THE RECORDS:
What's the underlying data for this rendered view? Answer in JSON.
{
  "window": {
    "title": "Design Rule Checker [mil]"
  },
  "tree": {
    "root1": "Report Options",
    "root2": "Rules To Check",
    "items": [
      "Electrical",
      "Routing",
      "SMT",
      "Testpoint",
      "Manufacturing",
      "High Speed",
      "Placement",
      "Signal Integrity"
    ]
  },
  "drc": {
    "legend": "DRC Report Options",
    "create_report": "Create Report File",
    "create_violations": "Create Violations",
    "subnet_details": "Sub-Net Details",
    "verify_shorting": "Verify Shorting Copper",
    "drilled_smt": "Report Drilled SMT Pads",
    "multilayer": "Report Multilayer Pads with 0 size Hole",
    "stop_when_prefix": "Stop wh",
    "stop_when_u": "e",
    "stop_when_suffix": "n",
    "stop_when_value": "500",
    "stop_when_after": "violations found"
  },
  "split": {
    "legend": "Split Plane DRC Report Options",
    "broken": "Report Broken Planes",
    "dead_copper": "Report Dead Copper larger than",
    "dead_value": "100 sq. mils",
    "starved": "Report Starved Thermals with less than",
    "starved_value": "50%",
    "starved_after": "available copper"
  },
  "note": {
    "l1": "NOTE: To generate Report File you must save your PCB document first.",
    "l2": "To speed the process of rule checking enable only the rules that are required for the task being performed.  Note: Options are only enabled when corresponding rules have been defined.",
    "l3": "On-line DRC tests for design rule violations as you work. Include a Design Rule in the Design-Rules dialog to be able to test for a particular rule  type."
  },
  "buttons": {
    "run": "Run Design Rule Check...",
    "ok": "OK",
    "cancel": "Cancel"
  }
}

EXERCISE DESCRIPTION: Extract the full set of entries word for word.

FINISHED EXERCISE:
What's the underlying data for this rendered view? Answer in JSON.
{
  "window": {
    "title": "Design Rule Checker [mil]"
  },
  "tree": {
    "root1": "Report Options",
    "root2": "Rules To Check",
    "items": [
      "Electrical",
      "Routing",
      "SMT",
      "Testpoint",
      "Manufacturing",
      "High Speed",
      "Placement",
      "Signal Integrity"
    ]
  },
  "drc": {
    "legend": "DRC Report Options",
    "create_report": "Create Report File",
    "create_violations": "Create Violations",
    "subnet_details": "Sub-Net Details",
    "verify_shorting": "Verify Shorting Copper",
    "drilled_smt": "Report Drilled SMT Pads",
    "multilayer": "Report Multilayer Pads with 0 size Hole",
    "stop_when_prefix": "Stop wh",
    "stop_when_u": "e",
    "stop_when_suffix": "n",
    "stop_when_value": "500",
    "stop_when_after": "violations found"
  },
  "split": {
    "legend": "Split Plane DRC Report Options",
    "broken": "Report Broken Planes",
    "dead_copper": "Report Dead Copper larger than",
    "dead_value": "100 sq. mils",
    "starved": "Report Starved Thermals with less than",
    "starved_value": "50%",
    "starved_after": "available copper"
  },
  "note": {
    "l1": "NOTE: To generate Report File you must save your PCB document first.",
    "l2": "To speed the process of rule checking enable only the rules that are required for the task being performed.  Note: Options are only enabled when corresponding rules have been defined.",
    "l3": "On-line DRC tests for design rule violations as you work. Include a Design Rule in the Design-Rules dialog to be able to test for a particular rule  type."
  },
  "buttons": {
    "run": "Run Design Rule Check...",
    "ok": "OK",
    "cancel": "Cancel"
  }
}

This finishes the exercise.